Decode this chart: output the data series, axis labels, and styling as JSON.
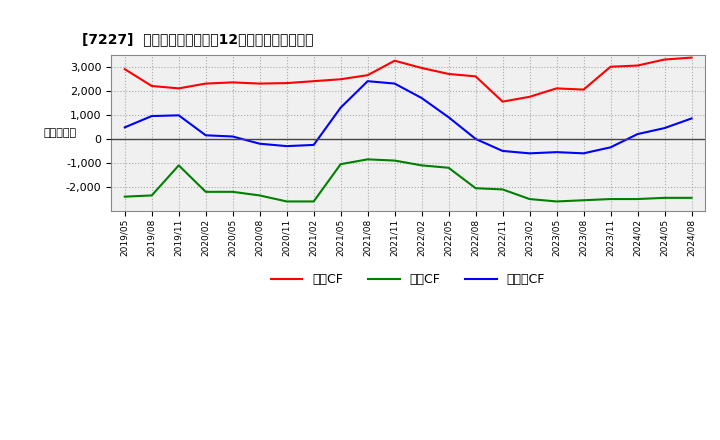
{
  "title_text": "[7227]  キャッシュフローの12か月移動合計の推移",
  "ylabel": "（百万円）",
  "x_labels": [
    "2019/05",
    "2019/08",
    "2019/11",
    "2020/02",
    "2020/05",
    "2020/08",
    "2020/11",
    "2021/02",
    "2021/05",
    "2021/08",
    "2021/11",
    "2022/02",
    "2022/05",
    "2022/08",
    "2022/11",
    "2023/02",
    "2023/05",
    "2023/08",
    "2023/11",
    "2024/02",
    "2024/05",
    "2024/08"
  ],
  "operating_cf": [
    2900,
    2200,
    2100,
    2300,
    2350,
    2300,
    2320,
    2400,
    2480,
    2650,
    3250,
    2950,
    2700,
    2600,
    1550,
    1750,
    2100,
    2050,
    3000,
    3050,
    3300,
    3380
  ],
  "investing_cf": [
    -2400,
    -2350,
    -1100,
    -2200,
    -2200,
    -2350,
    -2600,
    -2600,
    -1050,
    -850,
    -900,
    -1100,
    -1200,
    -2050,
    -2100,
    -2500,
    -2600,
    -2550,
    -2500,
    -2500,
    -2450,
    -2450
  ],
  "free_cf": [
    480,
    950,
    980,
    150,
    100,
    -200,
    -300,
    -250,
    1300,
    2400,
    2300,
    1700,
    900,
    0,
    -500,
    -600,
    -550,
    -600,
    -350,
    200,
    450,
    850
  ],
  "operating_color": "#ff0000",
  "investing_color": "#008000",
  "free_color": "#0000ff",
  "bg_color": "#ffffff",
  "plot_bg_color": "#f0f0f0",
  "grid_color": "#aaaaaa",
  "ylim": [
    -3000,
    3500
  ],
  "yticks": [
    -2000,
    -1000,
    0,
    1000,
    2000,
    3000
  ],
  "legend_labels": [
    "営業CF",
    "投資CF",
    "フリーCF"
  ]
}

- **Aim**: Please write out all the data again word for word, but not the pictures.

- **Expected answer**:
Decode this chart: output the data series, axis labels, and styling as JSON.
{
  "title_text": "[7227]  キャッシュフローの12か月移動合計の推移",
  "ylabel": "（百万円）",
  "x_labels": [
    "2019/05",
    "2019/08",
    "2019/11",
    "2020/02",
    "2020/05",
    "2020/08",
    "2020/11",
    "2021/02",
    "2021/05",
    "2021/08",
    "2021/11",
    "2022/02",
    "2022/05",
    "2022/08",
    "2022/11",
    "2023/02",
    "2023/05",
    "2023/08",
    "2023/11",
    "2024/02",
    "2024/05",
    "2024/08"
  ],
  "operating_cf": [
    2900,
    2200,
    2100,
    2300,
    2350,
    2300,
    2320,
    2400,
    2480,
    2650,
    3250,
    2950,
    2700,
    2600,
    1550,
    1750,
    2100,
    2050,
    3000,
    3050,
    3300,
    3380
  ],
  "investing_cf": [
    -2400,
    -2350,
    -1100,
    -2200,
    -2200,
    -2350,
    -2600,
    -2600,
    -1050,
    -850,
    -900,
    -1100,
    -1200,
    -2050,
    -2100,
    -2500,
    -2600,
    -2550,
    -2500,
    -2500,
    -2450,
    -2450
  ],
  "free_cf": [
    480,
    950,
    980,
    150,
    100,
    -200,
    -300,
    -250,
    1300,
    2400,
    2300,
    1700,
    900,
    0,
    -500,
    -600,
    -550,
    -600,
    -350,
    200,
    450,
    850
  ],
  "operating_color": "#ff0000",
  "investing_color": "#008000",
  "free_color": "#0000ff",
  "bg_color": "#ffffff",
  "plot_bg_color": "#f0f0f0",
  "grid_color": "#aaaaaa",
  "ylim": [
    -3000,
    3500
  ],
  "yticks": [
    -2000,
    -1000,
    0,
    1000,
    2000,
    3000
  ],
  "legend_labels": [
    "営業CF",
    "投資CF",
    "フリーCF"
  ]
}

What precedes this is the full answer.